▶ **Given records**

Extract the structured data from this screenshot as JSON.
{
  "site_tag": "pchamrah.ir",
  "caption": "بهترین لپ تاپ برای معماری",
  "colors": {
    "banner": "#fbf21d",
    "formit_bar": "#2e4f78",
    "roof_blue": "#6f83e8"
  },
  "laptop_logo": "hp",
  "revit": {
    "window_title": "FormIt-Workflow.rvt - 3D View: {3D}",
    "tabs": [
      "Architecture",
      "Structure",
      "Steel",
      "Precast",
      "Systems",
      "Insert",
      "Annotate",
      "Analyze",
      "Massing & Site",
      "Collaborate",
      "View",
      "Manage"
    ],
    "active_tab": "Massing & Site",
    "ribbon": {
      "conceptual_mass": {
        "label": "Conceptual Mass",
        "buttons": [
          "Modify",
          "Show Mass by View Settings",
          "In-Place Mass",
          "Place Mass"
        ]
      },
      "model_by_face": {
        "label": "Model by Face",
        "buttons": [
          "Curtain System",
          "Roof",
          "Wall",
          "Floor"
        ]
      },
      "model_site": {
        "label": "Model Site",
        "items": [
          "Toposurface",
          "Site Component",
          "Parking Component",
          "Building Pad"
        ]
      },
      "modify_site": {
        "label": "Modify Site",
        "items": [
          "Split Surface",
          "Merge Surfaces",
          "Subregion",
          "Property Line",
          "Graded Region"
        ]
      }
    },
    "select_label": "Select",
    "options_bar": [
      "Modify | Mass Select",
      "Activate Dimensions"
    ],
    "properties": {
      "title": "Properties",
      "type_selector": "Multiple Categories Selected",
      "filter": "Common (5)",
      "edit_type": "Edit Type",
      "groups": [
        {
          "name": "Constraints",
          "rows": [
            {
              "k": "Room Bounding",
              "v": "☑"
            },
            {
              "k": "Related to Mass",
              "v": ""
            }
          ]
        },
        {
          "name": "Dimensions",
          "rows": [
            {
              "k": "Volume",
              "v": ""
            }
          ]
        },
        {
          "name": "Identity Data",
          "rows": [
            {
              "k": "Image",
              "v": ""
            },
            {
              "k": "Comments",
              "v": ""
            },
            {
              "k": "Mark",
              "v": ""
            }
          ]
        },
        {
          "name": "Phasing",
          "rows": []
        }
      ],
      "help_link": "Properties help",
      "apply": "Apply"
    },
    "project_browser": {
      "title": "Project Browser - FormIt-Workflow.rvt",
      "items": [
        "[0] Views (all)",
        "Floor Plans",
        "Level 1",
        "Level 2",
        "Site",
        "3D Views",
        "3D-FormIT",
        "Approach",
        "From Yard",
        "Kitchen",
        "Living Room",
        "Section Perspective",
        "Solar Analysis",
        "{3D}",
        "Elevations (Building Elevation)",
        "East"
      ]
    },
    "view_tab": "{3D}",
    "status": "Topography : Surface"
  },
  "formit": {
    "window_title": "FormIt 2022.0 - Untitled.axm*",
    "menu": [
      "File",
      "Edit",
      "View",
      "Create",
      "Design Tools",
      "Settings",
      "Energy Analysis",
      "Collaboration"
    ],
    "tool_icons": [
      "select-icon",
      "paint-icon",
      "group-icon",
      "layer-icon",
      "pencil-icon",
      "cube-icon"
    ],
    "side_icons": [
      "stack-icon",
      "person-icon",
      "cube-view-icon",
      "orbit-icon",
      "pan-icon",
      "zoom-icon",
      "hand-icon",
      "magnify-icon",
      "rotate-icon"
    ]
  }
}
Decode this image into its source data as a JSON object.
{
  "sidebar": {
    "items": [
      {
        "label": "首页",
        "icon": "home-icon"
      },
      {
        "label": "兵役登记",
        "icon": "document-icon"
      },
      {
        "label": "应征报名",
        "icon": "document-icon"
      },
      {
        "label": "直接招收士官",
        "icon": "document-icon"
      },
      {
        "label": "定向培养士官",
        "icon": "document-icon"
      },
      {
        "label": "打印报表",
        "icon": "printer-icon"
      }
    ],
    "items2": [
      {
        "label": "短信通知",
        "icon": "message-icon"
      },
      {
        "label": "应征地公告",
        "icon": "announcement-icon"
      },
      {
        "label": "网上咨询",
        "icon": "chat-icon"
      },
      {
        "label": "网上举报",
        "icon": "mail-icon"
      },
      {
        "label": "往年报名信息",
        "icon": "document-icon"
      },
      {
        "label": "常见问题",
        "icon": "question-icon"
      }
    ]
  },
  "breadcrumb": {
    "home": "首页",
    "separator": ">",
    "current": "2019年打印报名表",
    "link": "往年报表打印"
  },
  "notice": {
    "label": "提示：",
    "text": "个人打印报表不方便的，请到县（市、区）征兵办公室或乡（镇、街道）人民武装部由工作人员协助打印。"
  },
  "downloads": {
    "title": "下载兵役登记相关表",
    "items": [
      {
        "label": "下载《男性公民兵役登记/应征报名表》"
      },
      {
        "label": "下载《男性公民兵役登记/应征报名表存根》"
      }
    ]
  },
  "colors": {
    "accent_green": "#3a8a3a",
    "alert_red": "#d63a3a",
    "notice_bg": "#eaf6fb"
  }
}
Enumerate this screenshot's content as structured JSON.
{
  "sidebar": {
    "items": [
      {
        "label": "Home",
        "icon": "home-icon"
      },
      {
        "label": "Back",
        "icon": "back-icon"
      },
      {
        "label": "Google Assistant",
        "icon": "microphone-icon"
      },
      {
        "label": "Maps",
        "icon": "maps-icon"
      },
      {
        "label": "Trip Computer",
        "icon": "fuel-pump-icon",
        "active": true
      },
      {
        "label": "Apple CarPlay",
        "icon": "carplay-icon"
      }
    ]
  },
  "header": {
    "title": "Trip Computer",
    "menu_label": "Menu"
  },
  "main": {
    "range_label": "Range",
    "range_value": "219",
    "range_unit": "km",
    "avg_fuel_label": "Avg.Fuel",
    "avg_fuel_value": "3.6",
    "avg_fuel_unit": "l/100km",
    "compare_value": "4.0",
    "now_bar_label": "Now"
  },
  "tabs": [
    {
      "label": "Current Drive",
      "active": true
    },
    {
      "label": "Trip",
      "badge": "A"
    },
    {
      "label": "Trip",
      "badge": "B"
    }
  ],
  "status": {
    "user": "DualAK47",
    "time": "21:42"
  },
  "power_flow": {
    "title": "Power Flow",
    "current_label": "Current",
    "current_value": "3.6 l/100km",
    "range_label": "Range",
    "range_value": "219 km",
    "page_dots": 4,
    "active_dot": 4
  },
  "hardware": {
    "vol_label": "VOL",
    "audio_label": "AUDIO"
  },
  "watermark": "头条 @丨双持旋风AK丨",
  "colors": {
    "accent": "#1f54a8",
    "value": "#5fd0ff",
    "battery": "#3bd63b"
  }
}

▶ **The request**
Repeat the records above exactly.

▶ **Task response**
Extract the structured data from this screenshot as JSON.
{
  "site_tag": "pchamrah.ir",
  "caption": "بهترین لپ تاپ برای معماری",
  "colors": {
    "banner": "#fbf21d",
    "formit_bar": "#2e4f78",
    "roof_blue": "#6f83e8"
  },
  "laptop_logo": "hp",
  "revit": {
    "window_title": "FormIt-Workflow.rvt - 3D View: {3D}",
    "tabs": [
      "Architecture",
      "Structure",
      "Steel",
      "Precast",
      "Systems",
      "Insert",
      "Annotate",
      "Analyze",
      "Massing & Site",
      "Collaborate",
      "View",
      "Manage"
    ],
    "active_tab": "Massing & Site",
    "ribbon": {
      "conceptual_mass": {
        "label": "Conceptual Mass",
        "buttons": [
          "Modify",
          "Show Mass by View Settings",
          "In-Place Mass",
          "Place Mass"
        ]
      },
      "model_by_face": {
        "label": "Model by Face",
        "buttons": [
          "Curtain System",
          "Roof",
          "Wall",
          "Floor"
        ]
      },
      "model_site": {
        "label": "Model Site",
        "items": [
          "Toposurface",
          "Site Component",
          "Parking Component",
          "Building Pad"
        ]
      },
      "modify_site": {
        "label": "Modify Site",
        "items": [
          "Split Surface",
          "Merge Surfaces",
          "Subregion",
          "Property Line",
          "Graded Region"
        ]
      }
    },
    "select_label": "Select",
    "options_bar": [
      "Modify | Mass Select",
      "Activate Dimensions"
    ],
    "properties": {
      "title": "Properties",
      "type_selector": "Multiple Categories Selected",
      "filter": "Common (5)",
      "edit_type": "Edit Type",
      "groups": [
        {
          "name": "Constraints",
          "rows": [
            {
              "k": "Room Bounding",
              "v": "☑"
            },
            {
              "k": "Related to Mass",
              "v": ""
            }
          ]
        },
        {
          "name": "Dimensions",
          "rows": [
            {
              "k": "Volume",
              "v": ""
            }
          ]
        },
        {
          "name": "Identity Data",
          "rows": [
            {
              "k": "Image",
              "v": ""
            },
            {
              "k": "Comments",
              "v": ""
            },
            {
              "k": "Mark",
              "v": ""
            }
          ]
        },
        {
          "name": "Phasing",
          "rows": []
        }
      ],
      "help_link": "Properties help",
      "apply": "Apply"
    },
    "project_browser": {
      "title": "Project Browser - FormIt-Workflow.rvt",
      "items": [
        "[0] Views (all)",
        "Floor Plans",
        "Level 1",
        "Level 2",
        "Site",
        "3D Views",
        "3D-FormIT",
        "Approach",
        "From Yard",
        "Kitchen",
        "Living Room",
        "Section Perspective",
        "Solar Analysis",
        "{3D}",
        "Elevations (Building Elevation)",
        "East"
      ]
    },
    "view_tab": "{3D}",
    "status": "Topography : Surface"
  },
  "formit": {
    "window_title": "FormIt 2022.0 - Untitled.axm*",
    "menu": [
      "File",
      "Edit",
      "View",
      "Create",
      "Design Tools",
      "Settings",
      "Energy Analysis",
      "Collaboration"
    ],
    "tool_icons": [
      "select-icon",
      "paint-icon",
      "group-icon",
      "layer-icon",
      "pencil-icon",
      "cube-icon"
    ],
    "side_icons": [
      "stack-icon",
      "person-icon",
      "cube-view-icon",
      "orbit-icon",
      "pan-icon",
      "zoom-icon",
      "hand-icon",
      "magnify-icon",
      "rotate-icon"
    ]
  }
}
Decode this image into its source data as a JSON object.
{
  "sidebar": {
    "items": [
      {
        "label": "首页",
        "icon": "home-icon"
      },
      {
        "label": "兵役登记",
        "icon": "document-icon"
      },
      {
        "label": "应征报名",
        "icon": "document-icon"
      },
      {
        "label": "直接招收士官",
        "icon": "document-icon"
      },
      {
        "label": "定向培养士官",
        "icon": "document-icon"
      },
      {
        "label": "打印报表",
        "icon": "printer-icon"
      }
    ],
    "items2": [
      {
        "label": "短信通知",
        "icon": "message-icon"
      },
      {
        "label": "应征地公告",
        "icon": "announcement-icon"
      },
      {
        "label": "网上咨询",
        "icon": "chat-icon"
      },
      {
        "label": "网上举报",
        "icon": "mail-icon"
      },
      {
        "label": "往年报名信息",
        "icon": "document-icon"
      },
      {
        "label": "常见问题",
        "icon": "question-icon"
      }
    ]
  },
  "breadcrumb": {
    "home": "首页",
    "separator": ">",
    "current": "2019年打印报名表",
    "link": "往年报表打印"
  },
  "notice": {
    "label": "提示：",
    "text": "个人打印报表不方便的，请到县（市、区）征兵办公室或乡（镇、街道）人民武装部由工作人员协助打印。"
  },
  "downloads": {
    "title": "下载兵役登记相关表",
    "items": [
      {
        "label": "下载《男性公民兵役登记/应征报名表》"
      },
      {
        "label": "下载《男性公民兵役登记/应征报名表存根》"
      }
    ]
  },
  "colors": {
    "accent_green": "#3a8a3a",
    "alert_red": "#d63a3a",
    "notice_bg": "#eaf6fb"
  }
}
Enumerate this screenshot's content as structured JSON.
{
  "sidebar": {
    "items": [
      {
        "label": "Home",
        "icon": "home-icon"
      },
      {
        "label": "Back",
        "icon": "back-icon"
      },
      {
        "label": "Google Assistant",
        "icon": "microphone-icon"
      },
      {
        "label": "Maps",
        "icon": "maps-icon"
      },
      {
        "label": "Trip Computer",
        "icon": "fuel-pump-icon",
        "active": true
      },
      {
        "label": "Apple CarPlay",
        "icon": "carplay-icon"
      }
    ]
  },
  "header": {
    "title": "Trip Computer",
    "menu_label": "Menu"
  },
  "main": {
    "range_label": "Range",
    "range_value": "219",
    "range_unit": "km",
    "avg_fuel_label": "Avg.Fuel",
    "avg_fuel_value": "3.6",
    "avg_fuel_unit": "l/100km",
    "compare_value": "4.0",
    "now_bar_label": "Now"
  },
  "tabs": [
    {
      "label": "Current Drive",
      "active": true
    },
    {
      "label": "Trip",
      "badge": "A"
    },
    {
      "label": "Trip",
      "badge": "B"
    }
  ],
  "status": {
    "user": "DualAK47",
    "time": "21:42"
  },
  "power_flow": {
    "title": "Power Flow",
    "current_label": "Current",
    "current_value": "3.6 l/100km",
    "range_label": "Range",
    "range_value": "219 km",
    "page_dots": 4,
    "active_dot": 4
  },
  "hardware": {
    "vol_label": "VOL",
    "audio_label": "AUDIO"
  },
  "watermark": "头条 @丨双持旋风AK丨",
  "colors": {
    "accent": "#1f54a8",
    "value": "#5fd0ff",
    "battery": "#3bd63b"
  }
}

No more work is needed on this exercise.